> _TASK INSTRUCTIONS_:
From the entries below, copy every line where the string "Håbo" appears.

> _RECORDS TO PROCESS_:
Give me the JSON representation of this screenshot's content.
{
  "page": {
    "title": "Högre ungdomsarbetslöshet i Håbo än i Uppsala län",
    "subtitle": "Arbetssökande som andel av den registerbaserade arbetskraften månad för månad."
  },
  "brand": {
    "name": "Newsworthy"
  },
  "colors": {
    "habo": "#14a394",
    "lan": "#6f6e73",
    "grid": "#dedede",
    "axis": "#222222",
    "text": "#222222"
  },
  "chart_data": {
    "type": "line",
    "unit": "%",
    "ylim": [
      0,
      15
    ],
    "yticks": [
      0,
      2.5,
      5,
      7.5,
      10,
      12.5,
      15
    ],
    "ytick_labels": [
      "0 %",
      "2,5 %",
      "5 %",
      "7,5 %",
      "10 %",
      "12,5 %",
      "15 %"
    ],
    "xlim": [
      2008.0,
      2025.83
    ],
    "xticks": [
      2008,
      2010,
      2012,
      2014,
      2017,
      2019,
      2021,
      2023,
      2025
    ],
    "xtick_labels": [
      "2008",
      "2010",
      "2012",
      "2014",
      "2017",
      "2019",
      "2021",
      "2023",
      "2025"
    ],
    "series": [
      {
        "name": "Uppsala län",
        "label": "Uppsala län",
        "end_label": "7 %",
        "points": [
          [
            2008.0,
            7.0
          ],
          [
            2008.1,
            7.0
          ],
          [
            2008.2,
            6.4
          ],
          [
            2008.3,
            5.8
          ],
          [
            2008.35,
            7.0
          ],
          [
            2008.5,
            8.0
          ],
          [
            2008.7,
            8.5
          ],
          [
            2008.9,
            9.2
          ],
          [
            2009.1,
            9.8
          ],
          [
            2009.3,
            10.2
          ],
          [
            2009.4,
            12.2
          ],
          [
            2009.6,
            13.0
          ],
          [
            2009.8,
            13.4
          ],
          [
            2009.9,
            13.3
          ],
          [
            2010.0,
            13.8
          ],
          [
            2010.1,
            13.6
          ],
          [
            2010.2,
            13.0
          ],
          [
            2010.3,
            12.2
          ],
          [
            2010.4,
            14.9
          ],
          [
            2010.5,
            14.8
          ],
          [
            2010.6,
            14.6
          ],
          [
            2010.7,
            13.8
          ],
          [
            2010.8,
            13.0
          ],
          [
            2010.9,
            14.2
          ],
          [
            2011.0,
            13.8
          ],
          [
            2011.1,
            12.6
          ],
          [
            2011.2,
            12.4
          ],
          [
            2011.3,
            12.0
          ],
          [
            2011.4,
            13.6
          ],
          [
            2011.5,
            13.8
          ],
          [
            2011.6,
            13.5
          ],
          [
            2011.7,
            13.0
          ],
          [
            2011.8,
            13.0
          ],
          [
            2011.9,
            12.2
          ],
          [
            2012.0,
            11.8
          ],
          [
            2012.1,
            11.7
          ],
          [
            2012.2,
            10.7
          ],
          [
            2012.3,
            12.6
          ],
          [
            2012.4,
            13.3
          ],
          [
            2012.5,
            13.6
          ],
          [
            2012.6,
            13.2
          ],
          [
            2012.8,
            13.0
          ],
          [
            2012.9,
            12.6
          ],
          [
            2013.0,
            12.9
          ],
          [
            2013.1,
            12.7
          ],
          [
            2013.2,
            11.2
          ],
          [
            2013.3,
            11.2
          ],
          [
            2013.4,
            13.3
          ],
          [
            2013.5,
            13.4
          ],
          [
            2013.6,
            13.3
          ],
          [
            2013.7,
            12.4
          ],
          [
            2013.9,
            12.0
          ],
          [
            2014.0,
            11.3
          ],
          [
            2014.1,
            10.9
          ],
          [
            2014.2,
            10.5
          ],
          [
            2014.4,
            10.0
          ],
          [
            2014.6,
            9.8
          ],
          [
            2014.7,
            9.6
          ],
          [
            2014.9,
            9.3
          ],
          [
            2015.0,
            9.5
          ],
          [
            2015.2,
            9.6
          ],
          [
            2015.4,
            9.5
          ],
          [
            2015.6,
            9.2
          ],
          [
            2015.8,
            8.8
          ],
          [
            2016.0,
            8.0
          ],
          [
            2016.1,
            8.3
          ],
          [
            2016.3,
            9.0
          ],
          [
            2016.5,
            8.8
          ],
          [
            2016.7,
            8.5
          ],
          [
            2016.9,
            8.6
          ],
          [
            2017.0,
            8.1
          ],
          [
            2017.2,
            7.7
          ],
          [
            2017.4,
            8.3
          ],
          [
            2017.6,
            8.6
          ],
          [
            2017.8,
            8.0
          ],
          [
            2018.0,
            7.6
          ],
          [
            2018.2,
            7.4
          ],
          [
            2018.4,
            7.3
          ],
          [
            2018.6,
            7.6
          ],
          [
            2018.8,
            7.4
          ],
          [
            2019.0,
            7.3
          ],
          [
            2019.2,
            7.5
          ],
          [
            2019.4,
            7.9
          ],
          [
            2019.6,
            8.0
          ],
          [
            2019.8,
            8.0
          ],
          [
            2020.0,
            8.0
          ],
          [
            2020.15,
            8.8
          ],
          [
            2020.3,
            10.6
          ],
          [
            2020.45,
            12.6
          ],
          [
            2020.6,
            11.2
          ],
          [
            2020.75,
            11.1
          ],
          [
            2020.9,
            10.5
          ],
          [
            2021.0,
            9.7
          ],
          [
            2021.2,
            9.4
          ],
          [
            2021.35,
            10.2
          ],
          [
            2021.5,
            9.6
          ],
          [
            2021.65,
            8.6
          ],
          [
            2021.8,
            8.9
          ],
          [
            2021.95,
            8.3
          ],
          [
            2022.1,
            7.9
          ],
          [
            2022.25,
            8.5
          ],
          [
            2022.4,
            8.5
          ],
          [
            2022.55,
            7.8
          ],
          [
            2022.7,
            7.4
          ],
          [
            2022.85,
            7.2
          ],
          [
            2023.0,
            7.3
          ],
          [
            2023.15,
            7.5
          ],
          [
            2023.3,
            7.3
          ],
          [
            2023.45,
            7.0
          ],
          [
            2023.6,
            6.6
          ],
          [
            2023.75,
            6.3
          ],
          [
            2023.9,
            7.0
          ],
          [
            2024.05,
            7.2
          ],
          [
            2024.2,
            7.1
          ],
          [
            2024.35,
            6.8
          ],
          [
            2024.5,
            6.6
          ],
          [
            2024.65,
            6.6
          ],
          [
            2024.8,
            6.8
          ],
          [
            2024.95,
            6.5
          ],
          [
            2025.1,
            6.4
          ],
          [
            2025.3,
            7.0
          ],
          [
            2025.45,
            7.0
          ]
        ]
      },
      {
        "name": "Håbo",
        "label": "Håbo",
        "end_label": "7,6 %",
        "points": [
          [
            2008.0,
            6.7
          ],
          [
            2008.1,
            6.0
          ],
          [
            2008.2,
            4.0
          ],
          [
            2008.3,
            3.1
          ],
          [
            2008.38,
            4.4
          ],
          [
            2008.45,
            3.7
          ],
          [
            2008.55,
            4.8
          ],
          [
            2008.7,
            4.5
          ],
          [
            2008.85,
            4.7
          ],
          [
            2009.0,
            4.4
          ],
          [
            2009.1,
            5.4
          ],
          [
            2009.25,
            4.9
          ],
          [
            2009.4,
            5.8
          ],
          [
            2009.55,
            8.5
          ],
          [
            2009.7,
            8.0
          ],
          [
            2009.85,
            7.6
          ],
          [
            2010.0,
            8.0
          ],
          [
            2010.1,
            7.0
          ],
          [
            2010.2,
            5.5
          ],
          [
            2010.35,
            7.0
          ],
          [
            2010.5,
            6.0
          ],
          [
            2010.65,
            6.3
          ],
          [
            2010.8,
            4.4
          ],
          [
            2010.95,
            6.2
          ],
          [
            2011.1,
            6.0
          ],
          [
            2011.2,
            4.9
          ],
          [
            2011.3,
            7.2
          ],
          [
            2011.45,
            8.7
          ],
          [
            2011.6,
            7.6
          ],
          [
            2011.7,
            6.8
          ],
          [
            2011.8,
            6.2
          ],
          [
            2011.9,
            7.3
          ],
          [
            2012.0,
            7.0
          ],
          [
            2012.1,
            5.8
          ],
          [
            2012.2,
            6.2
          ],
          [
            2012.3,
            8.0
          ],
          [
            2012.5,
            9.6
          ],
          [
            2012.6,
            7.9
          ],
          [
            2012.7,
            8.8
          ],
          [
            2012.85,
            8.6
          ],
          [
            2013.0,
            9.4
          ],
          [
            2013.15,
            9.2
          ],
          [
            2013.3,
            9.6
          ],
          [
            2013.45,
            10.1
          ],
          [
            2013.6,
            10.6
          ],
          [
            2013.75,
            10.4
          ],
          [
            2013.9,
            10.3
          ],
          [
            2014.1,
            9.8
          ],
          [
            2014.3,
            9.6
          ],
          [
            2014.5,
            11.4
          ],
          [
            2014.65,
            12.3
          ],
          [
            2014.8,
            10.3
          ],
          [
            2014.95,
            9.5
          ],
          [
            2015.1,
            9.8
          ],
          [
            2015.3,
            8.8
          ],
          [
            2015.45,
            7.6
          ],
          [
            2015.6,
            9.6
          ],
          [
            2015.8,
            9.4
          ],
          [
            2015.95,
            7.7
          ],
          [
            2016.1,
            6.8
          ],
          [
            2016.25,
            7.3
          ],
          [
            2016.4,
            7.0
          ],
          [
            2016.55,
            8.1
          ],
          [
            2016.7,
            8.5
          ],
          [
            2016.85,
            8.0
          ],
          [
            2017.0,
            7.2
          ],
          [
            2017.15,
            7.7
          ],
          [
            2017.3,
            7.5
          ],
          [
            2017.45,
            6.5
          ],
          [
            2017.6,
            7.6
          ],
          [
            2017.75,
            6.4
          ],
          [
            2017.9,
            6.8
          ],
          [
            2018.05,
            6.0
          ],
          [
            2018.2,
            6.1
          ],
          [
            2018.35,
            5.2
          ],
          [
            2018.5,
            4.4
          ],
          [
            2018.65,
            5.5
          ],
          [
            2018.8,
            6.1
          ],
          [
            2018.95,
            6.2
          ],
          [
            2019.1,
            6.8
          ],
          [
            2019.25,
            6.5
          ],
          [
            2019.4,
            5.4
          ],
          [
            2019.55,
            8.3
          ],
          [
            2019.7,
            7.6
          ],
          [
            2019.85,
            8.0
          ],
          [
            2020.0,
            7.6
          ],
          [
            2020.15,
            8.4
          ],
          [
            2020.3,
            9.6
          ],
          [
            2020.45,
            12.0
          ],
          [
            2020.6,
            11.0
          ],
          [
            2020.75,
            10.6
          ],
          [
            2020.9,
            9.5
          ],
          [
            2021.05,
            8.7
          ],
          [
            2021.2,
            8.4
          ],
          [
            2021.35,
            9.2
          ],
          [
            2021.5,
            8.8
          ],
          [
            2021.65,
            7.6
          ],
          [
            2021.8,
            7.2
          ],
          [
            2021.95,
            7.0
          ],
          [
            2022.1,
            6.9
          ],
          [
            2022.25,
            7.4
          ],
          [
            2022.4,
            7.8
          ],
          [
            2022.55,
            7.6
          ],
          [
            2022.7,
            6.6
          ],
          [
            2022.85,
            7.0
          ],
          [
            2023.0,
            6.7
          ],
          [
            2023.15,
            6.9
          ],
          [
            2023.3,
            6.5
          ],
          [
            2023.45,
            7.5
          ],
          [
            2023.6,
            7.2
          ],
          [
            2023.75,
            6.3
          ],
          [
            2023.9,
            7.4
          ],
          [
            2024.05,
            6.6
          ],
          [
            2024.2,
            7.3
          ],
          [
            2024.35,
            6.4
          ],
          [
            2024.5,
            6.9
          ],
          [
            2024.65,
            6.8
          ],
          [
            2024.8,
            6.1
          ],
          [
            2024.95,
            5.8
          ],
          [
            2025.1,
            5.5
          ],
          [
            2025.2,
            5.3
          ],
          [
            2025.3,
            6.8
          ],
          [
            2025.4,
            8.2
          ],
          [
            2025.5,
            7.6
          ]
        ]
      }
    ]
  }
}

> _COMPLETED EXERCISE_:
    "title": "Högre ungdomsarbetslöshet i Håbo än i Uppsala län",
        "name": "Håbo",
        "label": "Håbo",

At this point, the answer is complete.